WRITTEN TASK: Pull out every line with the word "日落时间" from the entries below.
= = = = =
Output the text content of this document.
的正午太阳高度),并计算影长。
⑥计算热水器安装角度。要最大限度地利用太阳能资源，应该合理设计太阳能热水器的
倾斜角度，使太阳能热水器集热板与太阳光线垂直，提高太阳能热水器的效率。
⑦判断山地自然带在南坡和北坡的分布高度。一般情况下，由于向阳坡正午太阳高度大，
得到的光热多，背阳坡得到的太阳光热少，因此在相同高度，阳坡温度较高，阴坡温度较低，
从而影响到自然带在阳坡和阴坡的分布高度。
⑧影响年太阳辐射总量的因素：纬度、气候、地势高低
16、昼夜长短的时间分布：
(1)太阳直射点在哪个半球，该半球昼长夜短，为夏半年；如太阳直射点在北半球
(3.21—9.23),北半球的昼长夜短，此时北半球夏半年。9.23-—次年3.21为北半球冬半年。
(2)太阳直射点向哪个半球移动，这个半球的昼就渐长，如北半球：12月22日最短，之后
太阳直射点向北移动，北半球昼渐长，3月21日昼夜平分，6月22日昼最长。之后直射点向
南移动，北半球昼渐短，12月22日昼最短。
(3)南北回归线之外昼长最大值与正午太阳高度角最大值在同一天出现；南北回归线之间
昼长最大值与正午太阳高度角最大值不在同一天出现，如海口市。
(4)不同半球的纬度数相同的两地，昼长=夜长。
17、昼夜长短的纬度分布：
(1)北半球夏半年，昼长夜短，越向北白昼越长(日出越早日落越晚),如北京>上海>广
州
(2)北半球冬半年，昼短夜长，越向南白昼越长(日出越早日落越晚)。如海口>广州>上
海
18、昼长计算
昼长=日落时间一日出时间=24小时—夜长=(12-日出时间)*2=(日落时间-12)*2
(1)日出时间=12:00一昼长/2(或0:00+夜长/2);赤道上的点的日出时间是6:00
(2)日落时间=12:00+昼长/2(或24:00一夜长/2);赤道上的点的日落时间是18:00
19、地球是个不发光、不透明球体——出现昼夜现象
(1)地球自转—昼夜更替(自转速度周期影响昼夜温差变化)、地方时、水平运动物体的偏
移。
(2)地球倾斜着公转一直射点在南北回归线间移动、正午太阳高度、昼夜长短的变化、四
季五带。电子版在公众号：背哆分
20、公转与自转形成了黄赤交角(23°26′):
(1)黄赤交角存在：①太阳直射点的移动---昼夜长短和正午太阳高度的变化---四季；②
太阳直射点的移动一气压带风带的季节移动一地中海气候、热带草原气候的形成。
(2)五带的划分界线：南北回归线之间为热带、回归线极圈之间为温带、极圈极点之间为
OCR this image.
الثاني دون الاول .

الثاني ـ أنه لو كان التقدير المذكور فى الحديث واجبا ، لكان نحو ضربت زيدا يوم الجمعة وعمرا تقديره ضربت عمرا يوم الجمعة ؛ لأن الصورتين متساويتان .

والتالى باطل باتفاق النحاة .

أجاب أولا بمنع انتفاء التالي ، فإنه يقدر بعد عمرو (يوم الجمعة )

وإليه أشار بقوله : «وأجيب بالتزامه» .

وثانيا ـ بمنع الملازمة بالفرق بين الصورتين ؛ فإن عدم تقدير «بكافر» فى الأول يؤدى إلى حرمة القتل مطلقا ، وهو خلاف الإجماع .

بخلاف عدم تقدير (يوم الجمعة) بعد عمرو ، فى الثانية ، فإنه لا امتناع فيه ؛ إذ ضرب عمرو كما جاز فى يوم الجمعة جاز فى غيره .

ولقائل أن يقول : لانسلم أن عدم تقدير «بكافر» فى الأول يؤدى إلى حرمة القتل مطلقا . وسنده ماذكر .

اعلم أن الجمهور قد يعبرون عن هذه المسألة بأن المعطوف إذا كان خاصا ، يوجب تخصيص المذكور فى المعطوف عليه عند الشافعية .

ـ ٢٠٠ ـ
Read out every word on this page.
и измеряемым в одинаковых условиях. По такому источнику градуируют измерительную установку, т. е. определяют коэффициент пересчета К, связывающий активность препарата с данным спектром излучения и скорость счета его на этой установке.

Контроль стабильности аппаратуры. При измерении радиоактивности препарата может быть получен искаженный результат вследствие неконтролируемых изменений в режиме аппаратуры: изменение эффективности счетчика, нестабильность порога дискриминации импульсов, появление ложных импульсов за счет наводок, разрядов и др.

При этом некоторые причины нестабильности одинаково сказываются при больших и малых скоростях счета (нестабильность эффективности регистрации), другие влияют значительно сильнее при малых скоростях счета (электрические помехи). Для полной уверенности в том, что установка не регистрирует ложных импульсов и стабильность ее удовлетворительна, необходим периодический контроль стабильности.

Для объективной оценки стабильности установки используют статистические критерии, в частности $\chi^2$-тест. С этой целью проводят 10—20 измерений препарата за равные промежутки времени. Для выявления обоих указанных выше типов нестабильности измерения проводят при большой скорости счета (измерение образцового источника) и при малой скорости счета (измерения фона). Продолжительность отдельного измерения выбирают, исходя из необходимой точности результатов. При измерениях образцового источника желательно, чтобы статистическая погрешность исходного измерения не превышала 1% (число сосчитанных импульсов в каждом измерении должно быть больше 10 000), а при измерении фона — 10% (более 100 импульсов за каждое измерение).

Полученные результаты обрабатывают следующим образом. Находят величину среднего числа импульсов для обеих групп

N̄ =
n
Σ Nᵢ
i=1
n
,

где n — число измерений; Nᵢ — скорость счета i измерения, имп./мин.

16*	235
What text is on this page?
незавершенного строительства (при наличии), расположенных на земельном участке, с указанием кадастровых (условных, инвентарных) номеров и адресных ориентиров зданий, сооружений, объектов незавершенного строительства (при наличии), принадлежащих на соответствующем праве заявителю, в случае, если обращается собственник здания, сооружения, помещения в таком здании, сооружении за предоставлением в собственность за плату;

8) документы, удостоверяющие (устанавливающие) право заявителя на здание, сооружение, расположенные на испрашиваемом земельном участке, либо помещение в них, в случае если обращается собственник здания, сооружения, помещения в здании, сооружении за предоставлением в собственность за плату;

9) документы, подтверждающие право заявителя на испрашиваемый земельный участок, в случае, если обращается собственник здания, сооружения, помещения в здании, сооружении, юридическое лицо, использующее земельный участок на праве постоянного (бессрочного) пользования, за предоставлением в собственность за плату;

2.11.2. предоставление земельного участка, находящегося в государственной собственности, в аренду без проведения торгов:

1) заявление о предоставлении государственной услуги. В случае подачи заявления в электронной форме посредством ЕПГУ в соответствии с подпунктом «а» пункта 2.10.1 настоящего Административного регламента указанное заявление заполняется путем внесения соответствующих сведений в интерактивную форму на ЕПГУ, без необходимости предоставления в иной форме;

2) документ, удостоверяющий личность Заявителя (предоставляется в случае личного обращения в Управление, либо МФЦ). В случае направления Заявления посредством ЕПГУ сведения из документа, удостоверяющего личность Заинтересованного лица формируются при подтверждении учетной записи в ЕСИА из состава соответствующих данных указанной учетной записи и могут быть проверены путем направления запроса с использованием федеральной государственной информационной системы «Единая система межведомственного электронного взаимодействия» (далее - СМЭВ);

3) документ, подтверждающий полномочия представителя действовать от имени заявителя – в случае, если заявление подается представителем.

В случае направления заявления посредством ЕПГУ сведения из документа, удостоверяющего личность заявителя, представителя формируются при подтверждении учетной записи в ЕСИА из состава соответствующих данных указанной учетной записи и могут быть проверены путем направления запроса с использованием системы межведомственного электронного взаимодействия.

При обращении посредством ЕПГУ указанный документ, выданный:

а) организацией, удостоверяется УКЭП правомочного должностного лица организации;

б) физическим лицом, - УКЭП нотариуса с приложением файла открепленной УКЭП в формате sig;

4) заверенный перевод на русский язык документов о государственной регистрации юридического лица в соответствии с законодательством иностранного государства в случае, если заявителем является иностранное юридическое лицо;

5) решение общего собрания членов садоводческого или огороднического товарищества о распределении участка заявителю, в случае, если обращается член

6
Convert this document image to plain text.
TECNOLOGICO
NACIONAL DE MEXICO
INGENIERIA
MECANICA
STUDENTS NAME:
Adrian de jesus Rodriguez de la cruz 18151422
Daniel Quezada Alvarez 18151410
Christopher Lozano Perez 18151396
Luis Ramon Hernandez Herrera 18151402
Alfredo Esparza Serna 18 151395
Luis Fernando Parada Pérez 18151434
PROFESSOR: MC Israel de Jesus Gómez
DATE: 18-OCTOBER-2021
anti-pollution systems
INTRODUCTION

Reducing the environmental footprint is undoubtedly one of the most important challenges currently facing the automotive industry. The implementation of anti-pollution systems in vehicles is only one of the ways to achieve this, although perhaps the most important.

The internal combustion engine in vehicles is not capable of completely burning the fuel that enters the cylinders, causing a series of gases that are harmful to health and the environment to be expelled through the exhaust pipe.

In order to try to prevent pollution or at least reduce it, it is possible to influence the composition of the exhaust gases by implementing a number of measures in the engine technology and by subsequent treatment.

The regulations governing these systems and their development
= = = = =
FINAL RESULT:
昼长=日落时间一日出时间=24小时—夜长=(12-日出时间)*2=(日落时间-12)*2
(2)日落时间=12:00+昼长/2(或24:00一夜长/2);赤道上的点的日落时间是18:00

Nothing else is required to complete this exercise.